- _PROBLEM DETAILS_
Please write out the material that follows, exactly as it stands.

- _GIVEN ENTRIES_
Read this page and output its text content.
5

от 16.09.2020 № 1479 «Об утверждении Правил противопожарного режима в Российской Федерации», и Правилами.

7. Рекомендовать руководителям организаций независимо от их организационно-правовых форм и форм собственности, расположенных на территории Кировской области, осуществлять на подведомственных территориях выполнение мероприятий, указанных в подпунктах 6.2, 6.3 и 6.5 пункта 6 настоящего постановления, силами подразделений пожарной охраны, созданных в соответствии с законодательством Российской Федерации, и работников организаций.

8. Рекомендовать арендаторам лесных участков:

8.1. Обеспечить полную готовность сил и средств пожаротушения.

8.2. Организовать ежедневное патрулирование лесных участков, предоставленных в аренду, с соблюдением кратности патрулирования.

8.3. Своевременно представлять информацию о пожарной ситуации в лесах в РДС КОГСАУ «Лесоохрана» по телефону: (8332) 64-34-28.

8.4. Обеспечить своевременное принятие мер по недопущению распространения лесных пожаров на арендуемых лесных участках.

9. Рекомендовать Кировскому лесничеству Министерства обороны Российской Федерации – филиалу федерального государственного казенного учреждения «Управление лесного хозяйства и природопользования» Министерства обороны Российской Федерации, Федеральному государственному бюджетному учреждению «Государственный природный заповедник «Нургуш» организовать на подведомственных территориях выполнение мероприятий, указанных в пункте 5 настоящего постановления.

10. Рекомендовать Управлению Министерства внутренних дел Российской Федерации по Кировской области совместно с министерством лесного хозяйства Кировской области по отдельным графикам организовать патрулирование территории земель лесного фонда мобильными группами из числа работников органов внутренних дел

- _FINISHED ANSWER_
Read this page and output its text content.
5

от 16.09.2020 № 1479 «Об утверждении Правил противопожарного режима в Российской Федерации», и Правилами.

7. Рекомендовать руководителям организаций независимо от их организационно-правовых форм и форм собственности, расположенных на территории Кировской области, осуществлять на подведомственных территориях выполнение мероприятий, указанных в подпунктах 6.2, 6.3 и 6.5 пункта 6 настоящего постановления, силами подразделений пожарной охраны, созданных в соответствии с законодательством Российской Федерации, и работников организаций.

8. Рекомендовать арендаторам лесных участков:

8.1. Обеспечить полную готовность сил и средств пожаротушения.

8.2. Организовать ежедневное патрулирование лесных участков, предоставленных в аренду, с соблюдением кратности патрулирования.

8.3. Своевременно представлять информацию о пожарной ситуации в лесах в РДС КОГСАУ «Лесоохрана» по телефону: (8332) 64-34-28.

8.4. Обеспечить своевременное принятие мер по недопущению распространения лесных пожаров на арендуемых лесных участках.

9. Рекомендовать Кировскому лесничеству Министерства обороны Российской Федерации – филиалу федерального государственного казенного учреждения «Управление лесного хозяйства и природопользования» Министерства обороны Российской Федерации, Федеральному государственному бюджетному учреждению «Государственный природный заповедник «Нургуш» организовать на подведомственных территориях выполнение мероприятий, указанных в пункте 5 настоящего постановления.

10. Рекомендовать Управлению Министерства внутренних дел Российской Федерации по Кировской области совместно с министерством лесного хозяйства Кировской области по отдельным графикам организовать патрулирование территории земель лесного фонда мобильными группами из числа работников органов внутренних дел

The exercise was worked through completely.